*What is asked:* Give back every line exactly as it appears, pictures excluded.

(Recorded data)
* Begin *
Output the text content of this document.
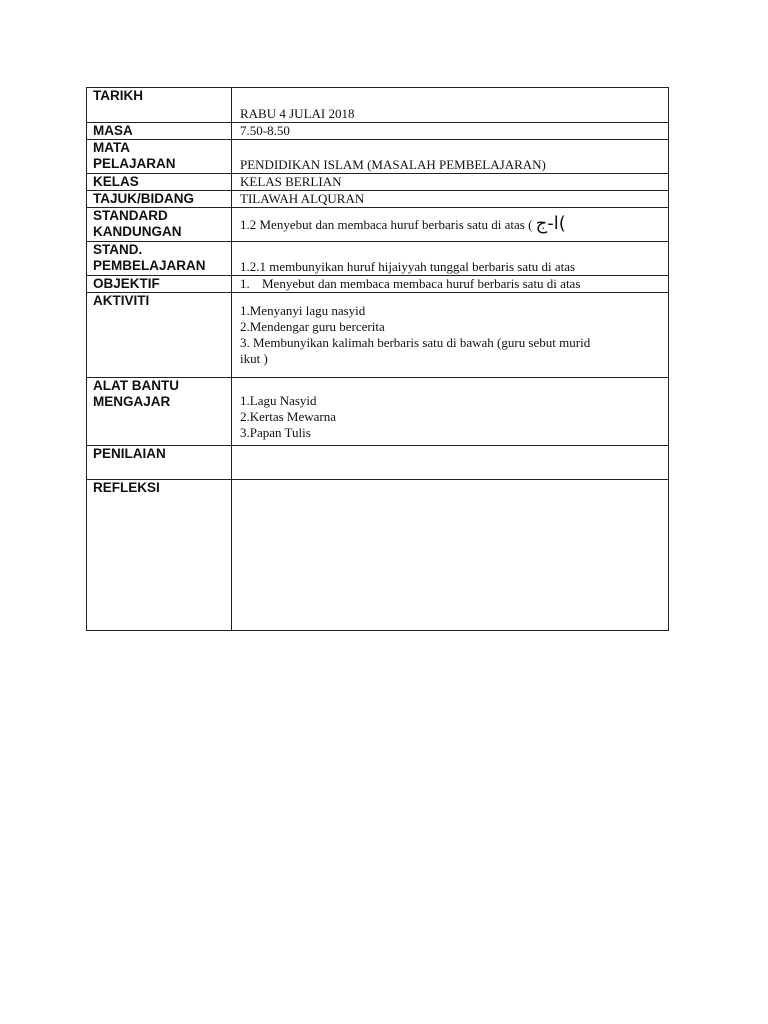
TARIKH	RABU 4 JULAI 2018
MASA	7.50-8.50

MATA
PELAJARAN	PENDIDIKAN ISLAM (MASALAH PEMBELAJARAN)
KELAS	KELAS BERLIAN
TAJUK/BIDANG	TILAWAH ALQURAN

STANDARD
KANDUNGAN	1.2 Menyebut dan membaca huruf berbaris satu di atas ( ا-ج)

STAND.
PEMBELAJARAN	1.2.1 membunyikan huruf hijaiyyah tunggal berbaris satu di atas
OBJEKTIF	1. Menyebut dan membaca membaca huruf berbaris satu di atas
AKTIVITI	1.Menyanyi lagu nasyid
2.Mendengar guru bercerita
3. Membunyikan kalimah berbaris satu di bawah (guru sebut murid
ikut )

ALAT BANTU
MENGAJAR	1.Lagu Nasyid
2.Kertas Mewarna
3.Papan Tulis

PENILAIAN	
REFLEKSI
* End *
*The response:*
Output the text content of this document.
TARIKH	RABU 4 JULAI 2018
MASA	7.50-8.50

MATA
PELAJARAN	PENDIDIKAN ISLAM (MASALAH PEMBELAJARAN)
KELAS	KELAS BERLIAN
TAJUK/BIDANG	TILAWAH ALQURAN

STANDARD
KANDUNGAN	1.2 Menyebut dan membaca huruf berbaris satu di atas ( ا-ج)

STAND.
PEMBELAJARAN	1.2.1 membunyikan huruf hijaiyyah tunggal berbaris satu di atas
OBJEKTIF	1. Menyebut dan membaca membaca huruf berbaris satu di atas
AKTIVITI	1.Menyanyi lagu nasyid
2.Mendengar guru bercerita
3. Membunyikan kalimah berbaris satu di bawah (guru sebut murid
ikut )

ALAT BANTU
MENGAJAR	1.Lagu Nasyid
2.Kertas Mewarna
3.Papan Tulis

PENILAIAN	
REFLEKSI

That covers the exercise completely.